◆ **DIRECTION**: Write out every entry word for word.

---------- LISTING ----------

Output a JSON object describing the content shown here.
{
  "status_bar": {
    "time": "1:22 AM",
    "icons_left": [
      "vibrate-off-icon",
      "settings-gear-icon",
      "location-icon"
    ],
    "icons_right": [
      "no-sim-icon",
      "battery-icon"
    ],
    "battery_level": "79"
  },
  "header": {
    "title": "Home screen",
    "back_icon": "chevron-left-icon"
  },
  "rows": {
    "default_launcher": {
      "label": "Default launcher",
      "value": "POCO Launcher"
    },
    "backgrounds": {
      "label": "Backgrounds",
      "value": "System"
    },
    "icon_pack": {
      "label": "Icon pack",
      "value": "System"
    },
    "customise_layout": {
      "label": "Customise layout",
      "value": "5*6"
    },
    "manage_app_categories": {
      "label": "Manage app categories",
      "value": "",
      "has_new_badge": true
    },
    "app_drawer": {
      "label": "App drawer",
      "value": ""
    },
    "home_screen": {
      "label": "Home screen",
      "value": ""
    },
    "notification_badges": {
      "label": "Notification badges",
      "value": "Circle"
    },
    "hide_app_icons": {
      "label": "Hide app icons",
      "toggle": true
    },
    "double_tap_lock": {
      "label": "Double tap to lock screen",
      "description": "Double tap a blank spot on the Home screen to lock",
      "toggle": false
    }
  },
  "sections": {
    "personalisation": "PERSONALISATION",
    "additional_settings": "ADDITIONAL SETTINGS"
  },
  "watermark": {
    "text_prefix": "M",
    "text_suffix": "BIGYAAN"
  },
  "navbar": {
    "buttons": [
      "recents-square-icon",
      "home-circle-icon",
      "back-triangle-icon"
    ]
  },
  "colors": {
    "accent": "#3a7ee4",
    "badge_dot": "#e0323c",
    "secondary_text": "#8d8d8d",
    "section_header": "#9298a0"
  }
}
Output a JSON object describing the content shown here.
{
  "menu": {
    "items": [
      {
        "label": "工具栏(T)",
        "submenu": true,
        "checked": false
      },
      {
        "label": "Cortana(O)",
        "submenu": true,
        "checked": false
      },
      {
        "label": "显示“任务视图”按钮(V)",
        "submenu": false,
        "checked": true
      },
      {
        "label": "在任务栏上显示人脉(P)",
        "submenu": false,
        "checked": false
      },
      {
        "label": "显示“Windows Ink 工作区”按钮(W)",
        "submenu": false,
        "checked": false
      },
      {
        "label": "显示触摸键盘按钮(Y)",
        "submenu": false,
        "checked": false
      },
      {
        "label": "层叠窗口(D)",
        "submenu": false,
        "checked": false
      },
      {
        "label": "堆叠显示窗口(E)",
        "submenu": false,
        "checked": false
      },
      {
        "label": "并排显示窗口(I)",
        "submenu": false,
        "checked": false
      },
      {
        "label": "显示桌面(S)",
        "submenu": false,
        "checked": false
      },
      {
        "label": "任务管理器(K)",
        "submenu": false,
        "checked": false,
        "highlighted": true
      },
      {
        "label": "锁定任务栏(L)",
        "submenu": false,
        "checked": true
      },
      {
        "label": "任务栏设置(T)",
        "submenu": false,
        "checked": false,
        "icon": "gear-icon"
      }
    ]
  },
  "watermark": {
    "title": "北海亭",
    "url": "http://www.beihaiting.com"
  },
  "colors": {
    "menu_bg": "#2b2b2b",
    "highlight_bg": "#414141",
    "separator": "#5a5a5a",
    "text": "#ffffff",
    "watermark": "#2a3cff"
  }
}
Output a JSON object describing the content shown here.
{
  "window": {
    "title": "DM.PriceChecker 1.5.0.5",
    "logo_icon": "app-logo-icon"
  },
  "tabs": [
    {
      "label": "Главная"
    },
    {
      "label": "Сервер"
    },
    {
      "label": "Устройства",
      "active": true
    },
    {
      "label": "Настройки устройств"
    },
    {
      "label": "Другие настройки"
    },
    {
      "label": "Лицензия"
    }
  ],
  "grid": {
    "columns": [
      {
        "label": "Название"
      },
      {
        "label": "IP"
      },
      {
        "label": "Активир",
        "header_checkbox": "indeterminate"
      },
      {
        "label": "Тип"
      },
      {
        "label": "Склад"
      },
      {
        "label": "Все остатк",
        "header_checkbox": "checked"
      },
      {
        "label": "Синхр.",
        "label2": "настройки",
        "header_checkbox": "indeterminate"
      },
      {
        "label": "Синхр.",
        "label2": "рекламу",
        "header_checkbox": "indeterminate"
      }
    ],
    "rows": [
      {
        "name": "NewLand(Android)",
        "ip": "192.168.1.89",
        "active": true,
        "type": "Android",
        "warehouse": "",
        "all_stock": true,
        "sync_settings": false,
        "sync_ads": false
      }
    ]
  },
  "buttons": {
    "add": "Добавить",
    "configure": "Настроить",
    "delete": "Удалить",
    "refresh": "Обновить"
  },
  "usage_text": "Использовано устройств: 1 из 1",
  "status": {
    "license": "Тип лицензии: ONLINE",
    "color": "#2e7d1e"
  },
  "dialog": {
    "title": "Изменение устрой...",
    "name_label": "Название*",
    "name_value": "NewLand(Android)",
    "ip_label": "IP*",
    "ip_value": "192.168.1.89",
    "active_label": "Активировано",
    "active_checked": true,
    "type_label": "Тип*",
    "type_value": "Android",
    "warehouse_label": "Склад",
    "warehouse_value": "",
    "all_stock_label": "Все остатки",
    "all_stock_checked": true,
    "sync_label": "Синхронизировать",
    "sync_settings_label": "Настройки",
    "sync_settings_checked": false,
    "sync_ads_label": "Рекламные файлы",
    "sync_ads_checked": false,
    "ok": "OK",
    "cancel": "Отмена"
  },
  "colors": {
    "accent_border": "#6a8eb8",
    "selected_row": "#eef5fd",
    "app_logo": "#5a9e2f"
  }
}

----------

◆ **RESPONSE**:
Output a JSON object describing the content shown here.
{
  "status_bar": {
    "time": "1:22 AM",
    "icons_left": [
      "vibrate-off-icon",
      "settings-gear-icon",
      "location-icon"
    ],
    "icons_right": [
      "no-sim-icon",
      "battery-icon"
    ],
    "battery_level": "79"
  },
  "header": {
    "title": "Home screen",
    "back_icon": "chevron-left-icon"
  },
  "rows": {
    "default_launcher": {
      "label": "Default launcher",
      "value": "POCO Launcher"
    },
    "backgrounds": {
      "label": "Backgrounds",
      "value": "System"
    },
    "icon_pack": {
      "label": "Icon pack",
      "value": "System"
    },
    "customise_layout": {
      "label": "Customise layout",
      "value": "5*6"
    },
    "manage_app_categories": {
      "label": "Manage app categories",
      "value": "",
      "has_new_badge": true
    },
    "app_drawer": {
      "label": "App drawer",
      "value": ""
    },
    "home_screen": {
      "label": "Home screen",
      "value": ""
    },
    "notification_badges": {
      "label": "Notification badges",
      "value": "Circle"
    },
    "hide_app_icons": {
      "label": "Hide app icons",
      "toggle": true
    },
    "double_tap_lock": {
      "label": "Double tap to lock screen",
      "description": "Double tap a blank spot on the Home screen to lock",
      "toggle": false
    }
  },
  "sections": {
    "personalisation": "PERSONALISATION",
    "additional_settings": "ADDITIONAL SETTINGS"
  },
  "watermark": {
    "text_prefix": "M",
    "text_suffix": "BIGYAAN"
  },
  "navbar": {
    "buttons": [
      "recents-square-icon",
      "home-circle-icon",
      "back-triangle-icon"
    ]
  },
  "colors": {
    "accent": "#3a7ee4",
    "badge_dot": "#e0323c",
    "secondary_text": "#8d8d8d",
    "section_header": "#9298a0"
  }
}
Output a JSON object describing the content shown here.
{
  "menu": {
    "items": [
      {
        "label": "工具栏(T)",
        "submenu": true,
        "checked": false
      },
      {
        "label": "Cortana(O)",
        "submenu": true,
        "checked": false
      },
      {
        "label": "显示“任务视图”按钮(V)",
        "submenu": false,
        "checked": true
      },
      {
        "label": "在任务栏上显示人脉(P)",
        "submenu": false,
        "checked": false
      },
      {
        "label": "显示“Windows Ink 工作区”按钮(W)",
        "submenu": false,
        "checked": false
      },
      {
        "label": "显示触摸键盘按钮(Y)",
        "submenu": false,
        "checked": false
      },
      {
        "label": "层叠窗口(D)",
        "submenu": false,
        "checked": false
      },
      {
        "label": "堆叠显示窗口(E)",
        "submenu": false,
        "checked": false
      },
      {
        "label": "并排显示窗口(I)",
        "submenu": false,
        "checked": false
      },
      {
        "label": "显示桌面(S)",
        "submenu": false,
        "checked": false
      },
      {
        "label": "任务管理器(K)",
        "submenu": false,
        "checked": false,
        "highlighted": true
      },
      {
        "label": "锁定任务栏(L)",
        "submenu": false,
        "checked": true
      },
      {
        "label": "任务栏设置(T)",
        "submenu": false,
        "checked": false,
        "icon": "gear-icon"
      }
    ]
  },
  "watermark": {
    "title": "北海亭",
    "url": "http://www.beihaiting.com"
  },
  "colors": {
    "menu_bg": "#2b2b2b",
    "highlight_bg": "#414141",
    "separator": "#5a5a5a",
    "text": "#ffffff",
    "watermark": "#2a3cff"
  }
}
Output a JSON object describing the content shown here.
{
  "window": {
    "title": "DM.PriceChecker 1.5.0.5",
    "logo_icon": "app-logo-icon"
  },
  "tabs": [
    {
      "label": "Главная"
    },
    {
      "label": "Сервер"
    },
    {
      "label": "Устройства",
      "active": true
    },
    {
      "label": "Настройки устройств"
    },
    {
      "label": "Другие настройки"
    },
    {
      "label": "Лицензия"
    }
  ],
  "grid": {
    "columns": [
      {
        "label": "Название"
      },
      {
        "label": "IP"
      },
      {
        "label": "Активир",
        "header_checkbox": "indeterminate"
      },
      {
        "label": "Тип"
      },
      {
        "label": "Склад"
      },
      {
        "label": "Все остатк",
        "header_checkbox": "checked"
      },
      {
        "label": "Синхр.",
        "label2": "настройки",
        "header_checkbox": "indeterminate"
      },
      {
        "label": "Синхр.",
        "label2": "рекламу",
        "header_checkbox": "indeterminate"
      }
    ],
    "rows": [
      {
        "name": "NewLand(Android)",
        "ip": "192.168.1.89",
        "active": true,
        "type": "Android",
        "warehouse": "",
        "all_stock": true,
        "sync_settings": false,
        "sync_ads": false
      }
    ]
  },
  "buttons": {
    "add": "Добавить",
    "configure": "Настроить",
    "delete": "Удалить",
    "refresh": "Обновить"
  },
  "usage_text": "Использовано устройств: 1 из 1",
  "status": {
    "license": "Тип лицензии: ONLINE",
    "color": "#2e7d1e"
  },
  "dialog": {
    "title": "Изменение устрой...",
    "name_label": "Название*",
    "name_value": "NewLand(Android)",
    "ip_label": "IP*",
    "ip_value": "192.168.1.89",
    "active_label": "Активировано",
    "active_checked": true,
    "type_label": "Тип*",
    "type_value": "Android",
    "warehouse_label": "Склад",
    "warehouse_value": "",
    "all_stock_label": "Все остатки",
    "all_stock_checked": true,
    "sync_label": "Синхронизировать",
    "sync_settings_label": "Настройки",
    "sync_settings_checked": false,
    "sync_ads_label": "Рекламные файлы",
    "sync_ads_checked": false,
    "ok": "OK",
    "cancel": "Отмена"
  },
  "colors": {
    "accent_border": "#6a8eb8",
    "selected_row": "#eef5fd",
    "app_logo": "#5a9e2f"
  }
}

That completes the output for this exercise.